<<<<

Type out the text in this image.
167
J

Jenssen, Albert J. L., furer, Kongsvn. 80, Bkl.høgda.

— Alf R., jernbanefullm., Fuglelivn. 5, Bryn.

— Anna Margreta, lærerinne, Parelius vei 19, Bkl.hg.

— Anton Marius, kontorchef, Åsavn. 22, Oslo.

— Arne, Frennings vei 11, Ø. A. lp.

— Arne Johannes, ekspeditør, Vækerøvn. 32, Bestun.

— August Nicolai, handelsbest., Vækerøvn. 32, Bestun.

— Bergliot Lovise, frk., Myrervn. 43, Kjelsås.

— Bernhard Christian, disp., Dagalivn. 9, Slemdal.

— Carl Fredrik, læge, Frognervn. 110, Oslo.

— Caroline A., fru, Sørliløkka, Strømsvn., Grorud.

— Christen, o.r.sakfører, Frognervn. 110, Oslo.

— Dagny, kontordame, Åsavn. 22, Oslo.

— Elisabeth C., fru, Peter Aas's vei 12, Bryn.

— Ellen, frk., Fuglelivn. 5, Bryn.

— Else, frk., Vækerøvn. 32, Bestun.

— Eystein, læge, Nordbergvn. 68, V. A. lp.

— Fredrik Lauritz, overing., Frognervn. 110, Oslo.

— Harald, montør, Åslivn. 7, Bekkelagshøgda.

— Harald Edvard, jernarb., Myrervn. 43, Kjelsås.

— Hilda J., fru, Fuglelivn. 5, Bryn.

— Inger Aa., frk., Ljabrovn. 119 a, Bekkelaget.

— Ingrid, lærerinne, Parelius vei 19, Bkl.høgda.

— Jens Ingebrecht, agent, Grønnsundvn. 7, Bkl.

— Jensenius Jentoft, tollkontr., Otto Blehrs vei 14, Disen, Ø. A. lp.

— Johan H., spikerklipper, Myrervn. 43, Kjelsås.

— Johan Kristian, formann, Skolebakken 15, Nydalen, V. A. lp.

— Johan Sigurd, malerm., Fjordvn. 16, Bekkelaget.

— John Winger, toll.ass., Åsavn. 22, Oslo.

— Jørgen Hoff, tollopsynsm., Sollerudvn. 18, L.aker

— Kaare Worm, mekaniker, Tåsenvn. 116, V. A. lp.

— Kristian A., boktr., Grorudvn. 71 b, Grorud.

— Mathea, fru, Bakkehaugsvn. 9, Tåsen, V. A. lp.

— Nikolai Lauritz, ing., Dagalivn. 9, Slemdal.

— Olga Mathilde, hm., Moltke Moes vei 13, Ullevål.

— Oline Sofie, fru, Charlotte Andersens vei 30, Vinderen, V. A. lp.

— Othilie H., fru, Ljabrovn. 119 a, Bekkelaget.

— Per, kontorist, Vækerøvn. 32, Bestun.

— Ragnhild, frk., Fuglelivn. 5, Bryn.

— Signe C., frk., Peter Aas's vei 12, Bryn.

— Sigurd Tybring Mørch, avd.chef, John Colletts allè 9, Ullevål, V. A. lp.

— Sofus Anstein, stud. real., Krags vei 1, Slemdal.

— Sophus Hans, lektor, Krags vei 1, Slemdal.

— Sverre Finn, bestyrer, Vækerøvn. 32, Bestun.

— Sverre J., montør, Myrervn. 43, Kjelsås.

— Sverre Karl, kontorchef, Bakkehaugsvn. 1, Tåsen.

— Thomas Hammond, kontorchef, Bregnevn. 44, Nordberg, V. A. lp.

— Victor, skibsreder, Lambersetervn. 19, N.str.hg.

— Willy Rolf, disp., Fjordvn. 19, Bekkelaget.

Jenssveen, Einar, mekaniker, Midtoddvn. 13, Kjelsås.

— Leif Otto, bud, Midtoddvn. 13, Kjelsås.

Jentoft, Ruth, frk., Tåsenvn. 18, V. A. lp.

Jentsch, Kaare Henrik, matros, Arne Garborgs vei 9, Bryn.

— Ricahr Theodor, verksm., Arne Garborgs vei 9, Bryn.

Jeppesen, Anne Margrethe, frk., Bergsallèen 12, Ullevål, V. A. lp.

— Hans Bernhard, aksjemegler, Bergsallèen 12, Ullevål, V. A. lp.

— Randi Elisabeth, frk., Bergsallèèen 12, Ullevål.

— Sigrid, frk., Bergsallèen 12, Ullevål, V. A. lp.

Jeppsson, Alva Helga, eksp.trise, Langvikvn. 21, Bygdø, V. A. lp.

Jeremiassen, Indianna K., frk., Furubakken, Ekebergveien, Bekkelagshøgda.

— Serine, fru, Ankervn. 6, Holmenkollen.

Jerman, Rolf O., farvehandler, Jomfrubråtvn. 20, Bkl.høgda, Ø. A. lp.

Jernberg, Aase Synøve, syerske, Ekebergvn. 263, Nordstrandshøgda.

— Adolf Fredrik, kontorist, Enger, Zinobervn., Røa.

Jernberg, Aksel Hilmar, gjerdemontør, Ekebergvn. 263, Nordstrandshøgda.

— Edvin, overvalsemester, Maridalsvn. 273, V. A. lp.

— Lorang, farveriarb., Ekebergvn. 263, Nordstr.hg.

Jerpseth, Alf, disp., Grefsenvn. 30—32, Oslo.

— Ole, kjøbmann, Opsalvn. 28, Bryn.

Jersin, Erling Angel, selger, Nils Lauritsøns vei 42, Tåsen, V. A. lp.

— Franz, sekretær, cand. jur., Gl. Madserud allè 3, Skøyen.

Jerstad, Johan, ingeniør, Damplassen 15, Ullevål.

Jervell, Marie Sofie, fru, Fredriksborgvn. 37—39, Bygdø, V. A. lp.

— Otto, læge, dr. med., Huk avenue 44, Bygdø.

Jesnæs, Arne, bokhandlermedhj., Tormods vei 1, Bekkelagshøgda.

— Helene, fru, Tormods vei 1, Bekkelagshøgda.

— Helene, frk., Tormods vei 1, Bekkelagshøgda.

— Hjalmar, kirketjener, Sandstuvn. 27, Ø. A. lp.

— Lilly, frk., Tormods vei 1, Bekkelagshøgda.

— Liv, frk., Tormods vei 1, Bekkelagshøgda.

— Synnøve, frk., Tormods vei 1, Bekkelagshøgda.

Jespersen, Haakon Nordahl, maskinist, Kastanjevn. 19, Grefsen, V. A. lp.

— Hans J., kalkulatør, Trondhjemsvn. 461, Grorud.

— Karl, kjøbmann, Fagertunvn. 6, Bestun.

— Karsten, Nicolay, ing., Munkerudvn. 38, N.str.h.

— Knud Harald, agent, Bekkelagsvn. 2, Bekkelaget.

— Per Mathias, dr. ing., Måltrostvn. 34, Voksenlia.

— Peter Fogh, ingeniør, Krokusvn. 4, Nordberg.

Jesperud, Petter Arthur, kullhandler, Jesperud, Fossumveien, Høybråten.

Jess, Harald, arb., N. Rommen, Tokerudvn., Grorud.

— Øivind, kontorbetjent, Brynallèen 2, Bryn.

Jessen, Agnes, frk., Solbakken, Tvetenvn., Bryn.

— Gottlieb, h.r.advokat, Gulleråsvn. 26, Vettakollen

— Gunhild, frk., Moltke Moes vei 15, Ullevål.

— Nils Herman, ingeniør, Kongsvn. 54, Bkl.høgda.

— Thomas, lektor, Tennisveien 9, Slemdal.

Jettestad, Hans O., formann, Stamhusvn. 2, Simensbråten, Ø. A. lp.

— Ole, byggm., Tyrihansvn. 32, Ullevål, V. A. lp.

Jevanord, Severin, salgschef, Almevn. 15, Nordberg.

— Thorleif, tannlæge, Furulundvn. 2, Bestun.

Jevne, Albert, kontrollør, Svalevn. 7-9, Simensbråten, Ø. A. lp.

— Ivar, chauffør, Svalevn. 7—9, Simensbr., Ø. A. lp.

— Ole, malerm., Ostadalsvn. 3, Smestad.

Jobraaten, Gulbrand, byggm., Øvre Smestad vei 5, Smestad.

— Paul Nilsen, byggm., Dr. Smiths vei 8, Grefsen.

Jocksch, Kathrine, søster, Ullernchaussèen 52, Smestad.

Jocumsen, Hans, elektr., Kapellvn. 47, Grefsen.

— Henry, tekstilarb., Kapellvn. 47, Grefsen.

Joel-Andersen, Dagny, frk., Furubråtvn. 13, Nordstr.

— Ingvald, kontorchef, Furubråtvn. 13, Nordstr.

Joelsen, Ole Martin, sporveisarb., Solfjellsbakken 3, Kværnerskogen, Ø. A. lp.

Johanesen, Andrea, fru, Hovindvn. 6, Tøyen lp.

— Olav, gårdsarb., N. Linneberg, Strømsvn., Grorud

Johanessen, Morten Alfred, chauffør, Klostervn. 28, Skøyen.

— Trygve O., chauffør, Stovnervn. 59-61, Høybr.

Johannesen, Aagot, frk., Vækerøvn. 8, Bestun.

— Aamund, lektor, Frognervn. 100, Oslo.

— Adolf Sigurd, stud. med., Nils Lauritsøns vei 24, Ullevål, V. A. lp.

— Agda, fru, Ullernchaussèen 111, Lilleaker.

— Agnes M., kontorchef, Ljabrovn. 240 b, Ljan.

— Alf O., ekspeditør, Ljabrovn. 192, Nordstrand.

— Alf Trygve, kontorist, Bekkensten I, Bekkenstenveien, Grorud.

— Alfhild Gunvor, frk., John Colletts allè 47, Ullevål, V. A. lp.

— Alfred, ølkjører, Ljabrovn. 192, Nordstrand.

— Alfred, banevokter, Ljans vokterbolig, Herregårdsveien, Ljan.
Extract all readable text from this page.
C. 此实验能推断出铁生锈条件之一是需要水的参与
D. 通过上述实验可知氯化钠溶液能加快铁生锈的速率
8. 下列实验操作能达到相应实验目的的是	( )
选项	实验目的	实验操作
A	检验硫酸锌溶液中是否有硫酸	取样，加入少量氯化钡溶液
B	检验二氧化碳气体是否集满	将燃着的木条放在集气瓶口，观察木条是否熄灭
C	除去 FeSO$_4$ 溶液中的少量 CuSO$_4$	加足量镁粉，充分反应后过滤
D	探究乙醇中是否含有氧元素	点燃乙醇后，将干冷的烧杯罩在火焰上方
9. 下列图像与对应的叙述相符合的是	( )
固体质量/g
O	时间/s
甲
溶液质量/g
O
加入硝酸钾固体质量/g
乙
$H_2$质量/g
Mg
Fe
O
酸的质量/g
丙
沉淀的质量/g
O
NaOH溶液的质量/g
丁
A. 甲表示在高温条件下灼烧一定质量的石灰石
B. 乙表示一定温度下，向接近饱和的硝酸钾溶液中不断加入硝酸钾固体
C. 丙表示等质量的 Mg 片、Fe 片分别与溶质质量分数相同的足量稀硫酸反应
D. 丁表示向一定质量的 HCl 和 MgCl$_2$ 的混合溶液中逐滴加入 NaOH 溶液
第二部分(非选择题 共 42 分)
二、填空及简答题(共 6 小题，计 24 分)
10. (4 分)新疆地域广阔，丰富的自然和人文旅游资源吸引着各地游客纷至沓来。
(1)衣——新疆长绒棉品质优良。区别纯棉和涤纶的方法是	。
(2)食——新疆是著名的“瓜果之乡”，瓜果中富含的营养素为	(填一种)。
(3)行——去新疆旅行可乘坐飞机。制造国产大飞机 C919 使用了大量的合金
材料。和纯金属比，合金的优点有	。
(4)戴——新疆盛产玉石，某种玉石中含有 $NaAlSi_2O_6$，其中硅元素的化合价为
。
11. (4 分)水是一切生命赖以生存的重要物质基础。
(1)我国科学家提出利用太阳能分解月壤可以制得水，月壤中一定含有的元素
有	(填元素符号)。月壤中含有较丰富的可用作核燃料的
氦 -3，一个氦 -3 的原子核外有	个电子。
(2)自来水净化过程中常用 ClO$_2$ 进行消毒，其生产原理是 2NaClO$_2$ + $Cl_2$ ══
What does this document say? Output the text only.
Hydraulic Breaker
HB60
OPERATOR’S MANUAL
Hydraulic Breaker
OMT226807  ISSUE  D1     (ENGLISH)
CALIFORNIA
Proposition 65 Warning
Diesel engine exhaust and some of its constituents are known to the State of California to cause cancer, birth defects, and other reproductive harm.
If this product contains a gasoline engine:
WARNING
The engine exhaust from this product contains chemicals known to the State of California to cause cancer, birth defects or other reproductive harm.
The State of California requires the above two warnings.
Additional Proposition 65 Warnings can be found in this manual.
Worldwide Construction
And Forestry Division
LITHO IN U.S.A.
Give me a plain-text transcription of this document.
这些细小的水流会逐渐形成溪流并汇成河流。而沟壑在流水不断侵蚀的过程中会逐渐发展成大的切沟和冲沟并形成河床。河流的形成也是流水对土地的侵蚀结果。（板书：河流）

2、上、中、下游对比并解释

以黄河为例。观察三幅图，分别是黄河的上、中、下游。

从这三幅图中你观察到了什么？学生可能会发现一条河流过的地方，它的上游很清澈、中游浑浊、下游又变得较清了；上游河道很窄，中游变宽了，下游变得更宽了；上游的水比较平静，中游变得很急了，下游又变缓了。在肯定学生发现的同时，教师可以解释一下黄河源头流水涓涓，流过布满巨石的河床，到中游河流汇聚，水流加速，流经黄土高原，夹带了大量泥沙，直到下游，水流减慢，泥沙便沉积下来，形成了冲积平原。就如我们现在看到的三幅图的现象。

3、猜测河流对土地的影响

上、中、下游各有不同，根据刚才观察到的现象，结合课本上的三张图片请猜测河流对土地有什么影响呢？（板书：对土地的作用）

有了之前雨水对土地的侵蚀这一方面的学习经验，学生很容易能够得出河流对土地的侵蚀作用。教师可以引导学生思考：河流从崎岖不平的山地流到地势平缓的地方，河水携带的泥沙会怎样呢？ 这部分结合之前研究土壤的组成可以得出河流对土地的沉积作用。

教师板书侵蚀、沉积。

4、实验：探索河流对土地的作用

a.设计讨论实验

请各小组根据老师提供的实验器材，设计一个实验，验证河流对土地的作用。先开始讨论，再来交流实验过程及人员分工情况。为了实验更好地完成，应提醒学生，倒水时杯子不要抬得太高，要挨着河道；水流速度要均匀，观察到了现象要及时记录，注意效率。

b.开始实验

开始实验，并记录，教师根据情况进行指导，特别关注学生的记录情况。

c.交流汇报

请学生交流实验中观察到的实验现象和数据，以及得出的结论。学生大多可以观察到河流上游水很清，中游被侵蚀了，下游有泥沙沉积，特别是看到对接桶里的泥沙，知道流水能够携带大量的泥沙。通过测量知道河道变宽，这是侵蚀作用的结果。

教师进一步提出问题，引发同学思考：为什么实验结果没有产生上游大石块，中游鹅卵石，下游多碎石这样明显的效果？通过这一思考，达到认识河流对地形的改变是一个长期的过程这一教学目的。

>>>>

Identify the lines that hold the word "Midtoddvn". Copy every one of them.

- Response for this exercise -
Jenssveen, Einar, mekaniker, Midtoddvn. 13, Kjelsås.
— Leif Otto, bud, Midtoddvn. 13, Kjelsås.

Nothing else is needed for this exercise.